(Dataset rows)
——————————

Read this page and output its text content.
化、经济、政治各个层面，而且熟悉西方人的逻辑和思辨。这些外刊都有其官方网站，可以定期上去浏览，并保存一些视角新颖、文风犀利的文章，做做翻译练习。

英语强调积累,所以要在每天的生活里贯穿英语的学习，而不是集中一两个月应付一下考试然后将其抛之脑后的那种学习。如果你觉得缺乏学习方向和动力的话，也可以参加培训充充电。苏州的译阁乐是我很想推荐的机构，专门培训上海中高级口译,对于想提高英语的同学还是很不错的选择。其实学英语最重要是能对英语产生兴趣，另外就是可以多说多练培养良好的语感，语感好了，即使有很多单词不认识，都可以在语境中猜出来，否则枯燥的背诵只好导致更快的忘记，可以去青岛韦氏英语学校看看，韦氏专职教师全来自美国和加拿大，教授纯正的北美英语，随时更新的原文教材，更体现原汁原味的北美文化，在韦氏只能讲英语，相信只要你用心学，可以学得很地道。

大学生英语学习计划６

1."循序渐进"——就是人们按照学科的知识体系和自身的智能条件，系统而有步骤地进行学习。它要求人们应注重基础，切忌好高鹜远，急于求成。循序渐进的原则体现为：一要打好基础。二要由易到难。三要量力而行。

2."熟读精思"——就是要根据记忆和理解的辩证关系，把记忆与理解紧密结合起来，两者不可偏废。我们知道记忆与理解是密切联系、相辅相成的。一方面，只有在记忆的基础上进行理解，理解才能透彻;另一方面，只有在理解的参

——————————

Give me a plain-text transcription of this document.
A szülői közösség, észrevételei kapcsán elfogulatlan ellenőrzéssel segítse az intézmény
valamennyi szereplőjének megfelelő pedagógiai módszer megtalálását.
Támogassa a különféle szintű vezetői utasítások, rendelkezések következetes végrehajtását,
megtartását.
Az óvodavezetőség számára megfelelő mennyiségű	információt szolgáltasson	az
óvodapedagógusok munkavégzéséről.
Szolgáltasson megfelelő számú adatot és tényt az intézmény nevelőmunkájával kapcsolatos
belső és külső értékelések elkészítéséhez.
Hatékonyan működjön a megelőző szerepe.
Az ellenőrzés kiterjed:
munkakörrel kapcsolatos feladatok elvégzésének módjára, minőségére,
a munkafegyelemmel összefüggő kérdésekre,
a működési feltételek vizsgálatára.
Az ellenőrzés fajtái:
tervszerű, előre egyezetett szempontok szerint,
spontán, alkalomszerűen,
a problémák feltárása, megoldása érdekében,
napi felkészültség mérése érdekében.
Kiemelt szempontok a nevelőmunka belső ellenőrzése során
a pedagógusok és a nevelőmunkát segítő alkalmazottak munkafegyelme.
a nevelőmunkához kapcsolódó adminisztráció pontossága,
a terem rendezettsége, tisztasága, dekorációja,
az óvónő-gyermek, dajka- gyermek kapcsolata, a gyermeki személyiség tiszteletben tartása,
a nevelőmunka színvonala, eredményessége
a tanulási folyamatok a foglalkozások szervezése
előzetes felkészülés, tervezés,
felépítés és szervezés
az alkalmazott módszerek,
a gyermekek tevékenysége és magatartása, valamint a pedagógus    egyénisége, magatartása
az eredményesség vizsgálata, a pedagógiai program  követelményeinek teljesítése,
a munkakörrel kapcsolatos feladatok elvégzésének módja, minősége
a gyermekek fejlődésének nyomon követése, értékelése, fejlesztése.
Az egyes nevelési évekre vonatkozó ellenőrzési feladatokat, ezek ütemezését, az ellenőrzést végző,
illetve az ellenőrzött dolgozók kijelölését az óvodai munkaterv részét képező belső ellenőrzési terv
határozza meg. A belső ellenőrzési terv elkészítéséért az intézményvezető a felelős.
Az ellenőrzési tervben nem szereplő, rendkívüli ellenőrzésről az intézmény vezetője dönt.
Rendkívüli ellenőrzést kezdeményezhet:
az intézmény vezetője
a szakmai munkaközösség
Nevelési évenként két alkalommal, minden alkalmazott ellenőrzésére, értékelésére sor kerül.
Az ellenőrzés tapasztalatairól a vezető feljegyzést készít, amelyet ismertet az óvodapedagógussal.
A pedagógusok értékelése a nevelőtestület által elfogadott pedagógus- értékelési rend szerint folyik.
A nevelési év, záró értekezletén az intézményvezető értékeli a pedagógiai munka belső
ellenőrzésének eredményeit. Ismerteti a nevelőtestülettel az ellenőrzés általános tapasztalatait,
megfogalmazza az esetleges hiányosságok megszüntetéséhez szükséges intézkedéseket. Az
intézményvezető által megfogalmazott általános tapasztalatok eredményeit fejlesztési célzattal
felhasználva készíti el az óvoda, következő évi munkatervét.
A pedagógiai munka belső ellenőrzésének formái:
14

——————————

- **What to do**
Where a line holds "megfelelő", copy it out.

- **Result of the exercise**
valamennyi szereplőjének megfelelő pedagógiai módszer megtalálását.
Az óvodavezetőség számára megfelelő mennyiségű	információt szolgáltasson	az
Szolgáltasson megfelelő számú adatot és tényt az intézmény nevelőmunkájával kapcsolatos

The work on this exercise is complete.